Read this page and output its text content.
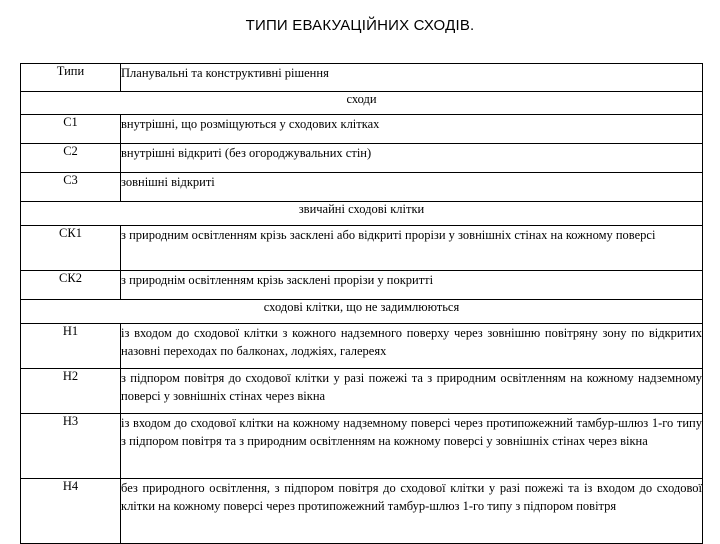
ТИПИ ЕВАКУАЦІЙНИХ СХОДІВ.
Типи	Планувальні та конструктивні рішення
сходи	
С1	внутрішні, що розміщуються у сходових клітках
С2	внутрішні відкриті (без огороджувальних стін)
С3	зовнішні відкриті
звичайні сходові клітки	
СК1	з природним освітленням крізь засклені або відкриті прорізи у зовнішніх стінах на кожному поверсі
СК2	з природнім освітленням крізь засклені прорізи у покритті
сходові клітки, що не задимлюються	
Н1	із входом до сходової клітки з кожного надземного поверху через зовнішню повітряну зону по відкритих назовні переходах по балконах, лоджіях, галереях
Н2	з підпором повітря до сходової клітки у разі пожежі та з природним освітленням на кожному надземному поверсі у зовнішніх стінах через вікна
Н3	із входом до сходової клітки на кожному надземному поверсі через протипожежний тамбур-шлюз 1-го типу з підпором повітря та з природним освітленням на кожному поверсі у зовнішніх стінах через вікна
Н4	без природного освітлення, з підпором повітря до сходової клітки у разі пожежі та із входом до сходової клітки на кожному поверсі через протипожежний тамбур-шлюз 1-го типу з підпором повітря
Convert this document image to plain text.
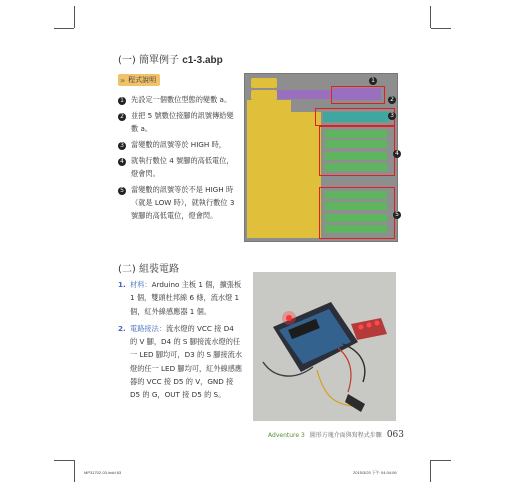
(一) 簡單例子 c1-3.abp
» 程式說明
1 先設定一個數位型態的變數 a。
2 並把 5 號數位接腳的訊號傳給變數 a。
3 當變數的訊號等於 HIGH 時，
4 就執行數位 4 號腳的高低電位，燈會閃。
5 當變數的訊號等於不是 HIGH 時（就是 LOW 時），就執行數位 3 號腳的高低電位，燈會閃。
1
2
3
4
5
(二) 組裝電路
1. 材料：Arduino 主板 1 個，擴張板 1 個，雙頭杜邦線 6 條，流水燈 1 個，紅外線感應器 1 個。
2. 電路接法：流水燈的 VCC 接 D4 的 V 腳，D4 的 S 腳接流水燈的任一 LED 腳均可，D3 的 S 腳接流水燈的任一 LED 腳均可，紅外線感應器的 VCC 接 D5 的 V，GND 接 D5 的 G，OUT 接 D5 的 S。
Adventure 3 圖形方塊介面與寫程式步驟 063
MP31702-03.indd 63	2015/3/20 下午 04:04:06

══════════════════════════════

→ **Given exercise**:
In the records above, find the line with "Convert this document image to plain text." and copy from it through the last line exactly, without the pictures.

→ **Written solution**:
Convert this document image to plain text.
(一) 簡單例子 c1-3.abp
» 程式說明
1 先設定一個數位型態的變數 a。
2 並把 5 號數位接腳的訊號傳給變數 a。
3 當變數的訊號等於 HIGH 時，
4 就執行數位 4 號腳的高低電位，燈會閃。
5 當變數的訊號等於不是 HIGH 時（就是 LOW 時），就執行數位 3 號腳的高低電位，燈會閃。
1
2
3
4
5
(二) 組裝電路
1. 材料：Arduino 主板 1 個，擴張板 1 個，雙頭杜邦線 6 條，流水燈 1 個，紅外線感應器 1 個。
2. 電路接法：流水燈的 VCC 接 D4 的 V 腳，D4 的 S 腳接流水燈的任一 LED 腳均可，D3 的 S 腳接流水燈的任一 LED 腳均可，紅外線感應器的 VCC 接 D5 的 V，GND 接 D5 的 G，OUT 接 D5 的 S。
Adventure 3 圖形方塊介面與寫程式步驟 063
MP31702-03.indd 63	2015/3/20 下午 04:04:06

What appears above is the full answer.